— Start —

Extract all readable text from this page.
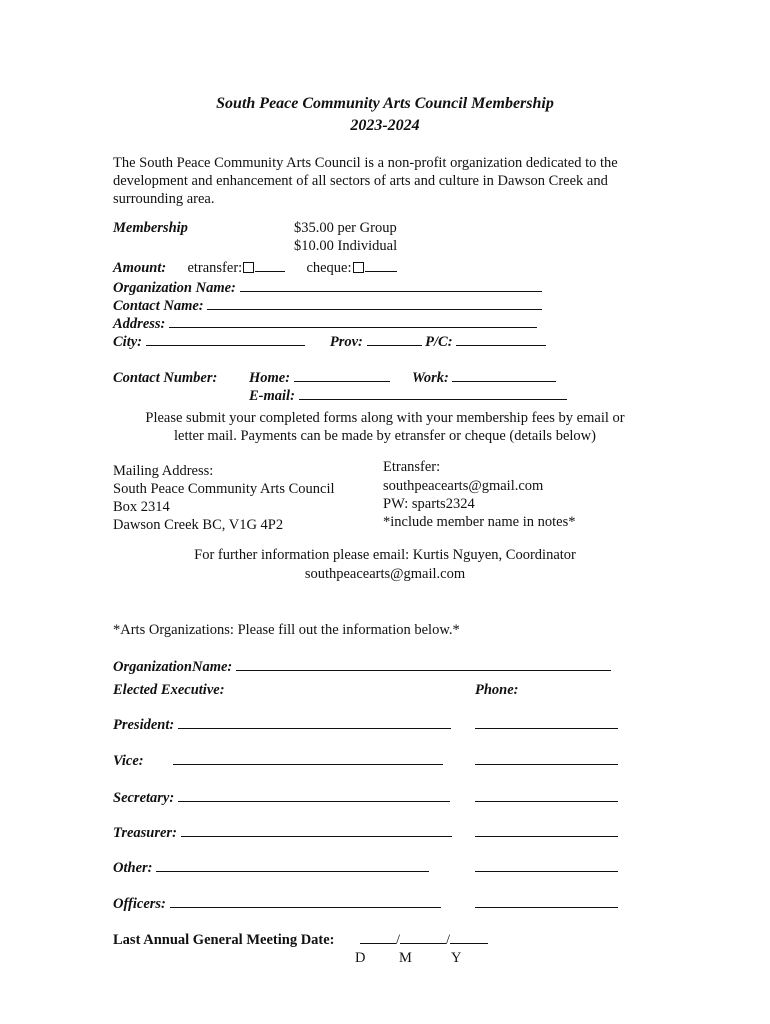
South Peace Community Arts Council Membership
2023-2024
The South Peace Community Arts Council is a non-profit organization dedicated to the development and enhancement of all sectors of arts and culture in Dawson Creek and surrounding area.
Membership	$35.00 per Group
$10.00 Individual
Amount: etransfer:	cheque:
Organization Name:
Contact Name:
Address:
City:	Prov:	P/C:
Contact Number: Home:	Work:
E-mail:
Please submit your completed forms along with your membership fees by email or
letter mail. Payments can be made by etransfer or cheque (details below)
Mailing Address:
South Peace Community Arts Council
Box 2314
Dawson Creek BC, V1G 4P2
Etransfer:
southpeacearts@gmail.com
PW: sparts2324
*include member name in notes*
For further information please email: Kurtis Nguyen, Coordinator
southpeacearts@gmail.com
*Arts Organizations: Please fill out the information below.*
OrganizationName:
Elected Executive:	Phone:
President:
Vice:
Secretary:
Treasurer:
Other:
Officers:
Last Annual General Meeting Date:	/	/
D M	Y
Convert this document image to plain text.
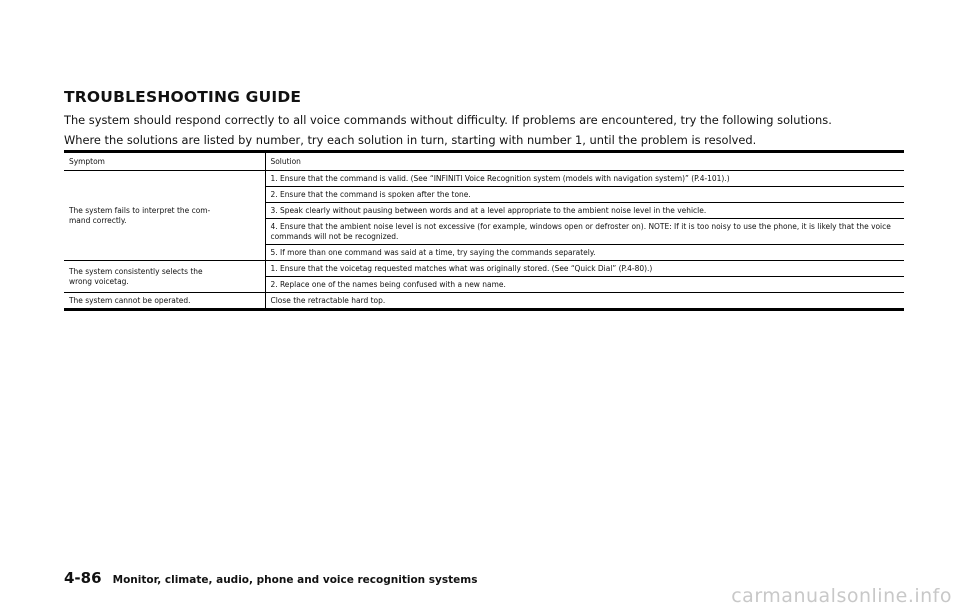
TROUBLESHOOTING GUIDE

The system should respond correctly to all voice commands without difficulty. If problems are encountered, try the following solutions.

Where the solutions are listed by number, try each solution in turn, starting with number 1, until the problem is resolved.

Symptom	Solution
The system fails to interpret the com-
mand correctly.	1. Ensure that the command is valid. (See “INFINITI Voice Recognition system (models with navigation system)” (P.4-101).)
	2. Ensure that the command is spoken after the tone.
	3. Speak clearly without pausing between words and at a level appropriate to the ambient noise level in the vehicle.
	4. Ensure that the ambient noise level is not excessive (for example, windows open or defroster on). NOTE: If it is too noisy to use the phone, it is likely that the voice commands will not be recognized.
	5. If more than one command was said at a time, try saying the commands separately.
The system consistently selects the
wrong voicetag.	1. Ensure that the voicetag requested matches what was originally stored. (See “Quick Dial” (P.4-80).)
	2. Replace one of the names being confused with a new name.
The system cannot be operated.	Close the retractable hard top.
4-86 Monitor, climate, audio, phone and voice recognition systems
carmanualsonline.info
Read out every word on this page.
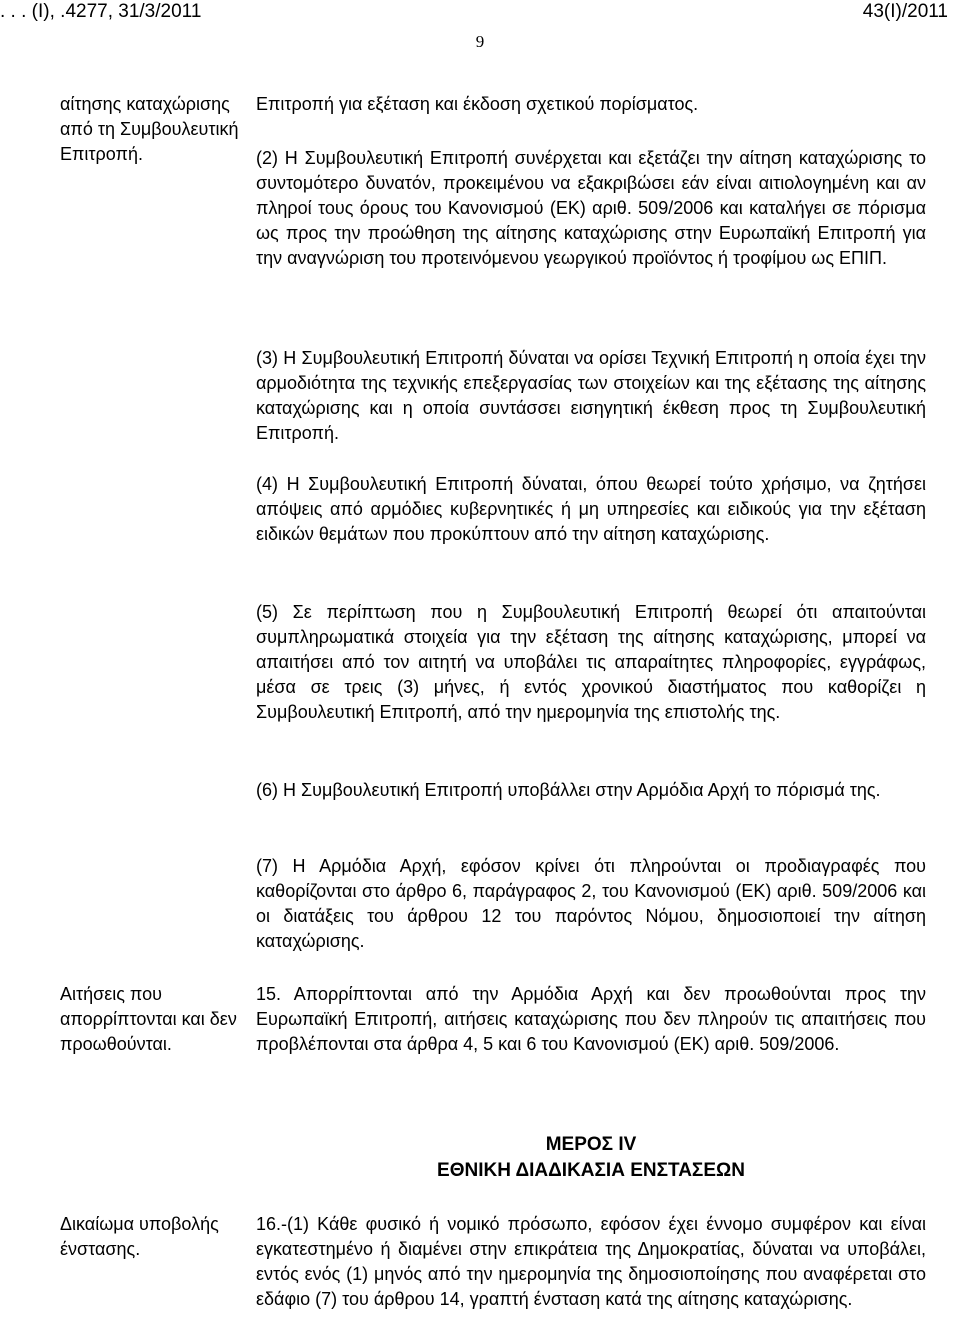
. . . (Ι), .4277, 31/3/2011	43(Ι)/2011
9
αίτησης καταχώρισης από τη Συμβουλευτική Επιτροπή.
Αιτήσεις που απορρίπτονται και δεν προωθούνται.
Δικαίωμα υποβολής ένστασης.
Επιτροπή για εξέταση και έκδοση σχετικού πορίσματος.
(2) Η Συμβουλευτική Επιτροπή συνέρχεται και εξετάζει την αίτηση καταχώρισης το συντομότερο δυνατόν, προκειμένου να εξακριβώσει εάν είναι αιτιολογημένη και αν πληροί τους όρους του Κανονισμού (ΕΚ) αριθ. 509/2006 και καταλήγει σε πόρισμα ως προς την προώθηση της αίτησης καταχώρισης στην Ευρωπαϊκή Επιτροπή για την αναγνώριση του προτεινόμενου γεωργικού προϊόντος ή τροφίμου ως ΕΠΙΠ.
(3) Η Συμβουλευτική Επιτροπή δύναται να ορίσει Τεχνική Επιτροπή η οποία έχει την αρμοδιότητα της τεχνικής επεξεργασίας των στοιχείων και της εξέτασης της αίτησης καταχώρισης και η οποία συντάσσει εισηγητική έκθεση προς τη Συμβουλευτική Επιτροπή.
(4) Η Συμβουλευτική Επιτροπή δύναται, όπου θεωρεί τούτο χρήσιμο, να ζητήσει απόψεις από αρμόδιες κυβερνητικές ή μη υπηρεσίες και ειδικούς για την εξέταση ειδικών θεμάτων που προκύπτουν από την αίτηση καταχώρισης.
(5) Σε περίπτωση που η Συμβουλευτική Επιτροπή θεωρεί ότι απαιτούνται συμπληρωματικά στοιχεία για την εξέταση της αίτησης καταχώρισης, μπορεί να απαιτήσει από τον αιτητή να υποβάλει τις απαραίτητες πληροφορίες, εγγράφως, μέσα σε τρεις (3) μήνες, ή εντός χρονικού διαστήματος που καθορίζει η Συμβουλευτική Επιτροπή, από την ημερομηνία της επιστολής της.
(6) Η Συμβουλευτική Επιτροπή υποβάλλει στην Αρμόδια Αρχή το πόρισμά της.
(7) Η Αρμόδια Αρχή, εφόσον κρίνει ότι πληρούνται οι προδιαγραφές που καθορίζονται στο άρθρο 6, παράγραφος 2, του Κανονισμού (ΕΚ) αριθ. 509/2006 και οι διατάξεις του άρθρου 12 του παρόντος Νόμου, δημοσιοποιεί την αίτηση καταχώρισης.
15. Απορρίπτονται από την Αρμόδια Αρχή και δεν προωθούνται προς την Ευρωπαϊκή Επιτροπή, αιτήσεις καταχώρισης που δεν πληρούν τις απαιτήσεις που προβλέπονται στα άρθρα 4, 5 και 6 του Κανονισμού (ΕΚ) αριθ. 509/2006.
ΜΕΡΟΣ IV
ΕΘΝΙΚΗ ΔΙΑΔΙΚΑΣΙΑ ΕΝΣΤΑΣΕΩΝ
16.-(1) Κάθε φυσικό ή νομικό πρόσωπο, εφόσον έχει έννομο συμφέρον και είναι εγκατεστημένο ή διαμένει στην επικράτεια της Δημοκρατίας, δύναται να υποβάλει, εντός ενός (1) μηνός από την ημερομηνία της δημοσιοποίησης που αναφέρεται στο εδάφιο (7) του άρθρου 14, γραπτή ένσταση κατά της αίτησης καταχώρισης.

— End —

- **WRITTEN PROBLEM**
Copy the whole of the material above exactly, but not its images.

- **SOLUTION TO THE EXERCISE**
Extract all readable text from this page.
South Peace Community Arts Council Membership
2023-2024
The South Peace Community Arts Council is a non-profit organization dedicated to the development and enhancement of all sectors of arts and culture in Dawson Creek and surrounding area.
Membership	$35.00 per Group
$10.00 Individual
Amount: etransfer:	cheque:
Organization Name:
Contact Name:
Address:
City:	Prov:	P/C:
Contact Number: Home:	Work:
E-mail:
Please submit your completed forms along with your membership fees by email or
letter mail. Payments can be made by etransfer or cheque (details below)
Mailing Address:
South Peace Community Arts Council
Box 2314
Dawson Creek BC, V1G 4P2
Etransfer:
southpeacearts@gmail.com
PW: sparts2324
*include member name in notes*
For further information please email: Kurtis Nguyen, Coordinator
southpeacearts@gmail.com
*Arts Organizations: Please fill out the information below.*
OrganizationName:
Elected Executive:	Phone:
President:
Vice:
Secretary:
Treasurer:
Other:
Officers:
Last Annual General Meeting Date:	/	/
D M	Y
Convert this document image to plain text.
TROUBLESHOOTING GUIDE

The system should respond correctly to all voice commands without difficulty. If problems are encountered, try the following solutions.

Where the solutions are listed by number, try each solution in turn, starting with number 1, until the problem is resolved.

Symptom	Solution
The system fails to interpret the com-
mand correctly.	1. Ensure that the command is valid. (See “INFINITI Voice Recognition system (models with navigation system)” (P.4-101).)
	2. Ensure that the command is spoken after the tone.
	3. Speak clearly without pausing between words and at a level appropriate to the ambient noise level in the vehicle.
	4. Ensure that the ambient noise level is not excessive (for example, windows open or defroster on). NOTE: If it is too noisy to use the phone, it is likely that the voice commands will not be recognized.
	5. If more than one command was said at a time, try saying the commands separately.
The system consistently selects the
wrong voicetag.	1. Ensure that the voicetag requested matches what was originally stored. (See “Quick Dial” (P.4-80).)
	2. Replace one of the names being confused with a new name.
The system cannot be operated.	Close the retractable hard top.
4-86 Monitor, climate, audio, phone and voice recognition systems
carmanualsonline.info
Read out every word on this page.
. . . (Ι), .4277, 31/3/2011	43(Ι)/2011
9
αίτησης καταχώρισης από τη Συμβουλευτική Επιτροπή.
Αιτήσεις που απορρίπτονται και δεν προωθούνται.
Δικαίωμα υποβολής ένστασης.
Επιτροπή για εξέταση και έκδοση σχετικού πορίσματος.
(2) Η Συμβουλευτική Επιτροπή συνέρχεται και εξετάζει την αίτηση καταχώρισης το συντομότερο δυνατόν, προκειμένου να εξακριβώσει εάν είναι αιτιολογημένη και αν πληροί τους όρους του Κανονισμού (ΕΚ) αριθ. 509/2006 και καταλήγει σε πόρισμα ως προς την προώθηση της αίτησης καταχώρισης στην Ευρωπαϊκή Επιτροπή για την αναγνώριση του προτεινόμενου γεωργικού προϊόντος ή τροφίμου ως ΕΠΙΠ.
(3) Η Συμβουλευτική Επιτροπή δύναται να ορίσει Τεχνική Επιτροπή η οποία έχει την αρμοδιότητα της τεχνικής επεξεργασίας των στοιχείων και της εξέτασης της αίτησης καταχώρισης και η οποία συντάσσει εισηγητική έκθεση προς τη Συμβουλευτική Επιτροπή.
(4) Η Συμβουλευτική Επιτροπή δύναται, όπου θεωρεί τούτο χρήσιμο, να ζητήσει απόψεις από αρμόδιες κυβερνητικές ή μη υπηρεσίες και ειδικούς για την εξέταση ειδικών θεμάτων που προκύπτουν από την αίτηση καταχώρισης.
(5) Σε περίπτωση που η Συμβουλευτική Επιτροπή θεωρεί ότι απαιτούνται συμπληρωματικά στοιχεία για την εξέταση της αίτησης καταχώρισης, μπορεί να απαιτήσει από τον αιτητή να υποβάλει τις απαραίτητες πληροφορίες, εγγράφως, μέσα σε τρεις (3) μήνες, ή εντός χρονικού διαστήματος που καθορίζει η Συμβουλευτική Επιτροπή, από την ημερομηνία της επιστολής της.
(6) Η Συμβουλευτική Επιτροπή υποβάλλει στην Αρμόδια Αρχή το πόρισμά της.
(7) Η Αρμόδια Αρχή, εφόσον κρίνει ότι πληρούνται οι προδιαγραφές που καθορίζονται στο άρθρο 6, παράγραφος 2, του Κανονισμού (ΕΚ) αριθ. 509/2006 και οι διατάξεις του άρθρου 12 του παρόντος Νόμου, δημοσιοποιεί την αίτηση καταχώρισης.
15. Απορρίπτονται από την Αρμόδια Αρχή και δεν προωθούνται προς την Ευρωπαϊκή Επιτροπή, αιτήσεις καταχώρισης που δεν πληρούν τις απαιτήσεις που προβλέπονται στα άρθρα 4, 5 και 6 του Κανονισμού (ΕΚ) αριθ. 509/2006.
ΜΕΡΟΣ IV
ΕΘΝΙΚΗ ΔΙΑΔΙΚΑΣΙΑ ΕΝΣΤΑΣΕΩΝ
16.-(1) Κάθε φυσικό ή νομικό πρόσωπο, εφόσον έχει έννομο συμφέρον και είναι εγκατεστημένο ή διαμένει στην επικράτεια της Δημοκρατίας, δύναται να υποβάλει, εντός ενός (1) μηνός από την ημερομηνία της δημοσιοποίησης που αναφέρεται στο εδάφιο (7) του άρθρου 14, γραπτή ένσταση κατά της αίτησης καταχώρισης.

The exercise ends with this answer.